◆ **What the task asks**
Please list all lines of the material below in which the string "blog" occurs.

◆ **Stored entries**
# # # #

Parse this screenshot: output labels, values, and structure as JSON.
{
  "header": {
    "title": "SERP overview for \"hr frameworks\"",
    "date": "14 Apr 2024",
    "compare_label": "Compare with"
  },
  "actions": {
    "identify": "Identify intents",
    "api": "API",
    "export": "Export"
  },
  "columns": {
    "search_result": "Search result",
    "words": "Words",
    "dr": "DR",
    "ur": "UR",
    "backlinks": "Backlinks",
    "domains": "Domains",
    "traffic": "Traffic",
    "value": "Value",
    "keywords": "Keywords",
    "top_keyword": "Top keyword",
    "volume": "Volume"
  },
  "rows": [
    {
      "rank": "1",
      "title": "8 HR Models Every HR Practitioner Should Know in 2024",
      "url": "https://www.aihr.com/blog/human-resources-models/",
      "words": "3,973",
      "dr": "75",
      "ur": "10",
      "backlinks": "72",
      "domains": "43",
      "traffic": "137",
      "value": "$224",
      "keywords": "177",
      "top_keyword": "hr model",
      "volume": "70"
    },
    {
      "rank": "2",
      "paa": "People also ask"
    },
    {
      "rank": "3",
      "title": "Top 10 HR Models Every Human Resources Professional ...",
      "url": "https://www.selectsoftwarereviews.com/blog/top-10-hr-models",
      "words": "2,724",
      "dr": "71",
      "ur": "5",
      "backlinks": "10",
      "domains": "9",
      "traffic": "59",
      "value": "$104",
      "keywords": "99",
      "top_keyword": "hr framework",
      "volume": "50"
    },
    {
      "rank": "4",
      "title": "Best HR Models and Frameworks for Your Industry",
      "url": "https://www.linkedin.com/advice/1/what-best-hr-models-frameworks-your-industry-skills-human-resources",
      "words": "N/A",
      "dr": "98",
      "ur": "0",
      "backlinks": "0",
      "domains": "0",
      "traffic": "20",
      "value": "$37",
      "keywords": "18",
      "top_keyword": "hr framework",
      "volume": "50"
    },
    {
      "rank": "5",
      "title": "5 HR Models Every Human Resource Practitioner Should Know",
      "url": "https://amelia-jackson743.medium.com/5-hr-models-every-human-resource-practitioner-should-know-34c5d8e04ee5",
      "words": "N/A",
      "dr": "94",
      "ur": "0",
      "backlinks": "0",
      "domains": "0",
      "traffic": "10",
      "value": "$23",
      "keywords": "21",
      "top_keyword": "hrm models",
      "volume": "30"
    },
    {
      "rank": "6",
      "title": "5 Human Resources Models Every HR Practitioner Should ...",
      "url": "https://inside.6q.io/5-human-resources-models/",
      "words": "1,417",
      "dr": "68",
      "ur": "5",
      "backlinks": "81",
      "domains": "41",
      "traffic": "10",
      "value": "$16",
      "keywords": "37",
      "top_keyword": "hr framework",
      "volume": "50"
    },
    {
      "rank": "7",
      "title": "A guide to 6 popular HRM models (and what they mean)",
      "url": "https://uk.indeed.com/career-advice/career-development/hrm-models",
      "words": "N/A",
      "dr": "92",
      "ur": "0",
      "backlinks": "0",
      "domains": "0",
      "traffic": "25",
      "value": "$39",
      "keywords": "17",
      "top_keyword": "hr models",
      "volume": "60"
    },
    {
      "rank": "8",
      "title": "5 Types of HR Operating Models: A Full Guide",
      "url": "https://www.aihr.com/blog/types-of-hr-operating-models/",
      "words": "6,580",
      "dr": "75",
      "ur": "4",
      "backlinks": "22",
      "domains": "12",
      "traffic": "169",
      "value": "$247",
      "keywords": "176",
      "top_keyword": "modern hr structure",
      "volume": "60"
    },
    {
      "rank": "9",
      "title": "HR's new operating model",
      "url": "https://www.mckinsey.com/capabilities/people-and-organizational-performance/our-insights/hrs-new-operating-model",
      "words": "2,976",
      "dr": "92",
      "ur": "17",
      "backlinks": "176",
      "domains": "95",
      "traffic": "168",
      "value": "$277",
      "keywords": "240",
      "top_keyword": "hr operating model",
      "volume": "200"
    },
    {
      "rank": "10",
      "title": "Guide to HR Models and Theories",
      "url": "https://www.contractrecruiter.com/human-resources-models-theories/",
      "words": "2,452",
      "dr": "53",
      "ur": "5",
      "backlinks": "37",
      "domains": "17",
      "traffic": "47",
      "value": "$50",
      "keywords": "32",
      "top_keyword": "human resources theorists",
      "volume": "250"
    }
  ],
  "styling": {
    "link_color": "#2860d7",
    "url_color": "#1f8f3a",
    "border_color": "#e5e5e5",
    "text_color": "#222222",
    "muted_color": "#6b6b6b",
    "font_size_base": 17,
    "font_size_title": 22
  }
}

# # # #

◆ **Reply**
      "url": "https://www.aihr.com/blog/human-resources-models/",
      "url": "https://www.selectsoftwarereviews.com/blog/top-10-hr-models",
      "url": "https://www.aihr.com/blog/types-of-hr-operating-models/",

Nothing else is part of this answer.